Saved data entries
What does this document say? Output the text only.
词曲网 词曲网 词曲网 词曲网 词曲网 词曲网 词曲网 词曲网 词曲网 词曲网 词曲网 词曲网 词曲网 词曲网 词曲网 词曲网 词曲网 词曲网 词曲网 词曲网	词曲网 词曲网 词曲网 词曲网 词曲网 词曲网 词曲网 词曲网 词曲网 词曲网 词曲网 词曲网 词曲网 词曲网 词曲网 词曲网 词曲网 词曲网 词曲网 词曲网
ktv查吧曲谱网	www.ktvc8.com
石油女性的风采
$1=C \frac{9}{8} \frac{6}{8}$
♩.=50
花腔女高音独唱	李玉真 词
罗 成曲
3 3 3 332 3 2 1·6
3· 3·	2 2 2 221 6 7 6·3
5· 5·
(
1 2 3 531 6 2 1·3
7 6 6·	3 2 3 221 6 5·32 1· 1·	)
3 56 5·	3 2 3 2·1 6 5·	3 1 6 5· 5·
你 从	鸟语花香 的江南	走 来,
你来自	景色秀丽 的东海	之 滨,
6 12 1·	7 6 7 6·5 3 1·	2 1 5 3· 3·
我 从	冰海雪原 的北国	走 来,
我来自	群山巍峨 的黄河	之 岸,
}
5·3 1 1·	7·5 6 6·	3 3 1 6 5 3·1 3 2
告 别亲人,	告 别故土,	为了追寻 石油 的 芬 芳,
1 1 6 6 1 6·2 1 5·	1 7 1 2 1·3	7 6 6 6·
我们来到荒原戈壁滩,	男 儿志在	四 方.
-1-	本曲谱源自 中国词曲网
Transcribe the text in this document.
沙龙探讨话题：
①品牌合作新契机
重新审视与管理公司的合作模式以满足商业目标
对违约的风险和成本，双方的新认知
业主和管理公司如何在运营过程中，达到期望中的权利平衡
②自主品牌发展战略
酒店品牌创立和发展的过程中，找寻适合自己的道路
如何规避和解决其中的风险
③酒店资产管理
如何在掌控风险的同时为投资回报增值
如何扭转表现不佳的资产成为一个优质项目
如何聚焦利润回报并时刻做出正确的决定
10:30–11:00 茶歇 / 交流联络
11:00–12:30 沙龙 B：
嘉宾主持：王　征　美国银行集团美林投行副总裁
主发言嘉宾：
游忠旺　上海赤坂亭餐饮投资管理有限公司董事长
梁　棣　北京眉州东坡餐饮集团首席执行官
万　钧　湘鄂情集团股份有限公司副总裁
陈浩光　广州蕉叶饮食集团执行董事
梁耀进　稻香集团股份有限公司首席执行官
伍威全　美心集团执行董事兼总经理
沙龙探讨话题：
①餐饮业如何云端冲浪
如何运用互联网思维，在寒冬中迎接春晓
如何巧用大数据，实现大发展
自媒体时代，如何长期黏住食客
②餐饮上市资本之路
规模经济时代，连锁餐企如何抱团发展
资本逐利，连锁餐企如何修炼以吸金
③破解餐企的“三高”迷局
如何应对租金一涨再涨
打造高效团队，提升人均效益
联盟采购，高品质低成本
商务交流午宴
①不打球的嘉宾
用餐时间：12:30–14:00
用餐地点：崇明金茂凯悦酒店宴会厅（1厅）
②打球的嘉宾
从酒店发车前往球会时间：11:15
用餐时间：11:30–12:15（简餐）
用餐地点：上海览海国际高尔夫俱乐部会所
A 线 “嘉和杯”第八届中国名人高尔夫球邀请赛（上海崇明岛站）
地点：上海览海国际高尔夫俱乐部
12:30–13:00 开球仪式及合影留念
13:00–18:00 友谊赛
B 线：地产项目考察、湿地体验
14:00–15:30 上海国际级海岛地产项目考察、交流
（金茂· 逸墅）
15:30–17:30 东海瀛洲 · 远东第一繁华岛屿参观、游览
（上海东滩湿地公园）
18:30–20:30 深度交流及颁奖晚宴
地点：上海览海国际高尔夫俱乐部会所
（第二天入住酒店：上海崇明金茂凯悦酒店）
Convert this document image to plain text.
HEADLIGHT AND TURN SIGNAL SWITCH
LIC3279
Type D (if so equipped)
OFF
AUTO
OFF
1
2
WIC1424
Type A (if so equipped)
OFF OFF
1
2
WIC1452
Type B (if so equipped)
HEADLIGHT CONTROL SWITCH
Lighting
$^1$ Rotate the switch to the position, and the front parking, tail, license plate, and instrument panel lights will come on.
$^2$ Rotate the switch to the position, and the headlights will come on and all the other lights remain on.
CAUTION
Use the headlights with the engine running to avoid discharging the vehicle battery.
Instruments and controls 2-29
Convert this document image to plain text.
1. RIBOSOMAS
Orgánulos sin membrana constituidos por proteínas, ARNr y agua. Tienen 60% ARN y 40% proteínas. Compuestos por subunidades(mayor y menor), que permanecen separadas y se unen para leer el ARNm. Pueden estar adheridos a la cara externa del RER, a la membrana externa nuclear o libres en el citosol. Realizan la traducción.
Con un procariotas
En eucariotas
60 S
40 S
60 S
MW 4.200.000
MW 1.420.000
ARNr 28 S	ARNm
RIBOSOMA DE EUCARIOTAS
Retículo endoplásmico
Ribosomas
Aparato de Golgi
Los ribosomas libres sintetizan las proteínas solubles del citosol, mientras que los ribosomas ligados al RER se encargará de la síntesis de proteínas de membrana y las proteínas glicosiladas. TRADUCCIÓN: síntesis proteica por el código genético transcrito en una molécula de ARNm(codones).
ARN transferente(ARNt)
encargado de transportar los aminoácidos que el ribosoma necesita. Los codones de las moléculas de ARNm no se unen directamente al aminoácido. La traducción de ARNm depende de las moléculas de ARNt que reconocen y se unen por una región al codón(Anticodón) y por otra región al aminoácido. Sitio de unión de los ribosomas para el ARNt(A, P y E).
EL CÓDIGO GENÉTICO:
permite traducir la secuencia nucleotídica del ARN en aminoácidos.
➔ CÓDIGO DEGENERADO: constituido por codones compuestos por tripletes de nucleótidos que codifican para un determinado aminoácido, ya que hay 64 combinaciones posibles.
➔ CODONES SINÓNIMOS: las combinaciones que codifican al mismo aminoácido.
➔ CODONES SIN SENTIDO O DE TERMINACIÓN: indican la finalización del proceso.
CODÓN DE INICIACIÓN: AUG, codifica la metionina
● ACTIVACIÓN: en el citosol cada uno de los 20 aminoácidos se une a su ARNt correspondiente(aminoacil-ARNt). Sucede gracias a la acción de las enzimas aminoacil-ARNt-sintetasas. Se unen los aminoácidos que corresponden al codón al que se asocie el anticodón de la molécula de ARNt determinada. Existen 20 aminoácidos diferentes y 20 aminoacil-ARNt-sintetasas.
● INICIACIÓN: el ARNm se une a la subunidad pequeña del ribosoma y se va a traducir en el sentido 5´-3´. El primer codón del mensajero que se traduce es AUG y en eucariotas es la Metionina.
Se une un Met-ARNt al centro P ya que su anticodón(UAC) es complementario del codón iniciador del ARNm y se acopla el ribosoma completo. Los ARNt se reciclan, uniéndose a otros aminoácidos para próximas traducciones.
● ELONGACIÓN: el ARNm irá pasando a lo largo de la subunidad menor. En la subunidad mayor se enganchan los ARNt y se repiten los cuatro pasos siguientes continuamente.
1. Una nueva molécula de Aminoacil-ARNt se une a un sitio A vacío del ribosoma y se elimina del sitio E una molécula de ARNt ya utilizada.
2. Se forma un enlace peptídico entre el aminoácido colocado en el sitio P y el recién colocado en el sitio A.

• What to work on: Write every line of the material above again, exactly.

• Reply to the task:
What does this document say? Output the text only.
词曲网 词曲网 词曲网 词曲网 词曲网 词曲网 词曲网 词曲网 词曲网 词曲网 词曲网 词曲网 词曲网 词曲网 词曲网 词曲网 词曲网 词曲网 词曲网 词曲网	词曲网 词曲网 词曲网 词曲网 词曲网 词曲网 词曲网 词曲网 词曲网 词曲网 词曲网 词曲网 词曲网 词曲网 词曲网 词曲网 词曲网 词曲网 词曲网 词曲网
ktv查吧曲谱网	www.ktvc8.com
石油女性的风采
$1=C \frac{9}{8} \frac{6}{8}$
♩.=50
花腔女高音独唱	李玉真 词
罗 成曲
3 3 3 332 3 2 1·6
3· 3·	2 2 2 221 6 7 6·3
5· 5·
(
1 2 3 531 6 2 1·3
7 6 6·	3 2 3 221 6 5·32 1· 1·	)
3 56 5·	3 2 3 2·1 6 5·	3 1 6 5· 5·
你 从	鸟语花香 的江南	走 来,
你来自	景色秀丽 的东海	之 滨,
6 12 1·	7 6 7 6·5 3 1·	2 1 5 3· 3·
我 从	冰海雪原 的北国	走 来,
我来自	群山巍峨 的黄河	之 岸,
}
5·3 1 1·	7·5 6 6·	3 3 1 6 5 3·1 3 2
告 别亲人,	告 别故土,	为了追寻 石油 的 芬 芳,
1 1 6 6 1 6·2 1 5·	1 7 1 2 1·3	7 6 6 6·
我们来到荒原戈壁滩,	男 儿志在	四 方.
-1-	本曲谱源自 中国词曲网
Transcribe the text in this document.
沙龙探讨话题：
①品牌合作新契机
重新审视与管理公司的合作模式以满足商业目标
对违约的风险和成本，双方的新认知
业主和管理公司如何在运营过程中，达到期望中的权利平衡
②自主品牌发展战略
酒店品牌创立和发展的过程中，找寻适合自己的道路
如何规避和解决其中的风险
③酒店资产管理
如何在掌控风险的同时为投资回报增值
如何扭转表现不佳的资产成为一个优质项目
如何聚焦利润回报并时刻做出正确的决定
10:30–11:00 茶歇 / 交流联络
11:00–12:30 沙龙 B：
嘉宾主持：王　征　美国银行集团美林投行副总裁
主发言嘉宾：
游忠旺　上海赤坂亭餐饮投资管理有限公司董事长
梁　棣　北京眉州东坡餐饮集团首席执行官
万　钧　湘鄂情集团股份有限公司副总裁
陈浩光　广州蕉叶饮食集团执行董事
梁耀进　稻香集团股份有限公司首席执行官
伍威全　美心集团执行董事兼总经理
沙龙探讨话题：
①餐饮业如何云端冲浪
如何运用互联网思维，在寒冬中迎接春晓
如何巧用大数据，实现大发展
自媒体时代，如何长期黏住食客
②餐饮上市资本之路
规模经济时代，连锁餐企如何抱团发展
资本逐利，连锁餐企如何修炼以吸金
③破解餐企的“三高”迷局
如何应对租金一涨再涨
打造高效团队，提升人均效益
联盟采购，高品质低成本
商务交流午宴
①不打球的嘉宾
用餐时间：12:30–14:00
用餐地点：崇明金茂凯悦酒店宴会厅（1厅）
②打球的嘉宾
从酒店发车前往球会时间：11:15
用餐时间：11:30–12:15（简餐）
用餐地点：上海览海国际高尔夫俱乐部会所
A 线 “嘉和杯”第八届中国名人高尔夫球邀请赛（上海崇明岛站）
地点：上海览海国际高尔夫俱乐部
12:30–13:00 开球仪式及合影留念
13:00–18:00 友谊赛
B 线：地产项目考察、湿地体验
14:00–15:30 上海国际级海岛地产项目考察、交流
（金茂· 逸墅）
15:30–17:30 东海瀛洲 · 远东第一繁华岛屿参观、游览
（上海东滩湿地公园）
18:30–20:30 深度交流及颁奖晚宴
地点：上海览海国际高尔夫俱乐部会所
（第二天入住酒店：上海崇明金茂凯悦酒店）
Convert this document image to plain text.
HEADLIGHT AND TURN SIGNAL SWITCH
LIC3279
Type D (if so equipped)
OFF
AUTO
OFF
1
2
WIC1424
Type A (if so equipped)
OFF OFF
1
2
WIC1452
Type B (if so equipped)
HEADLIGHT CONTROL SWITCH
Lighting
$^1$ Rotate the switch to the position, and the front parking, tail, license plate, and instrument panel lights will come on.
$^2$ Rotate the switch to the position, and the headlights will come on and all the other lights remain on.
CAUTION
Use the headlights with the engine running to avoid discharging the vehicle battery.
Instruments and controls 2-29
Convert this document image to plain text.
1. RIBOSOMAS
Orgánulos sin membrana constituidos por proteínas, ARNr y agua. Tienen 60% ARN y 40% proteínas. Compuestos por subunidades(mayor y menor), que permanecen separadas y se unen para leer el ARNm. Pueden estar adheridos a la cara externa del RER, a la membrana externa nuclear o libres en el citosol. Realizan la traducción.
Con un procariotas
En eucariotas
60 S
40 S
60 S
MW 4.200.000
MW 1.420.000
ARNr 28 S	ARNm
RIBOSOMA DE EUCARIOTAS
Retículo endoplásmico
Ribosomas
Aparato de Golgi
Los ribosomas libres sintetizan las proteínas solubles del citosol, mientras que los ribosomas ligados al RER se encargará de la síntesis de proteínas de membrana y las proteínas glicosiladas. TRADUCCIÓN: síntesis proteica por el código genético transcrito en una molécula de ARNm(codones).
ARN transferente(ARNt)
encargado de transportar los aminoácidos que el ribosoma necesita. Los codones de las moléculas de ARNm no se unen directamente al aminoácido. La traducción de ARNm depende de las moléculas de ARNt que reconocen y se unen por una región al codón(Anticodón) y por otra región al aminoácido. Sitio de unión de los ribosomas para el ARNt(A, P y E).
EL CÓDIGO GENÉTICO:
permite traducir la secuencia nucleotídica del ARN en aminoácidos.
➔ CÓDIGO DEGENERADO: constituido por codones compuestos por tripletes de nucleótidos que codifican para un determinado aminoácido, ya que hay 64 combinaciones posibles.
➔ CODONES SINÓNIMOS: las combinaciones que codifican al mismo aminoácido.
➔ CODONES SIN SENTIDO O DE TERMINACIÓN: indican la finalización del proceso.
CODÓN DE INICIACIÓN: AUG, codifica la metionina
● ACTIVACIÓN: en el citosol cada uno de los 20 aminoácidos se une a su ARNt correspondiente(aminoacil-ARNt). Sucede gracias a la acción de las enzimas aminoacil-ARNt-sintetasas. Se unen los aminoácidos que corresponden al codón al que se asocie el anticodón de la molécula de ARNt determinada. Existen 20 aminoácidos diferentes y 20 aminoacil-ARNt-sintetasas.
● INICIACIÓN: el ARNm se une a la subunidad pequeña del ribosoma y se va a traducir en el sentido 5´-3´. El primer codón del mensajero que se traduce es AUG y en eucariotas es la Metionina.
Se une un Met-ARNt al centro P ya que su anticodón(UAC) es complementario del codón iniciador del ARNm y se acopla el ribosoma completo. Los ARNt se reciclan, uniéndose a otros aminoácidos para próximas traducciones.
● ELONGACIÓN: el ARNm irá pasando a lo largo de la subunidad menor. En la subunidad mayor se enganchan los ARNt y se repiten los cuatro pasos siguientes continuamente.
1. Una nueva molécula de Aminoacil-ARNt se une a un sitio A vacío del ribosoma y se elimina del sitio E una molécula de ARNt ya utilizada.
2. Se forma un enlace peptídico entre el aminoácido colocado en el sitio P y el recién colocado en el sitio A.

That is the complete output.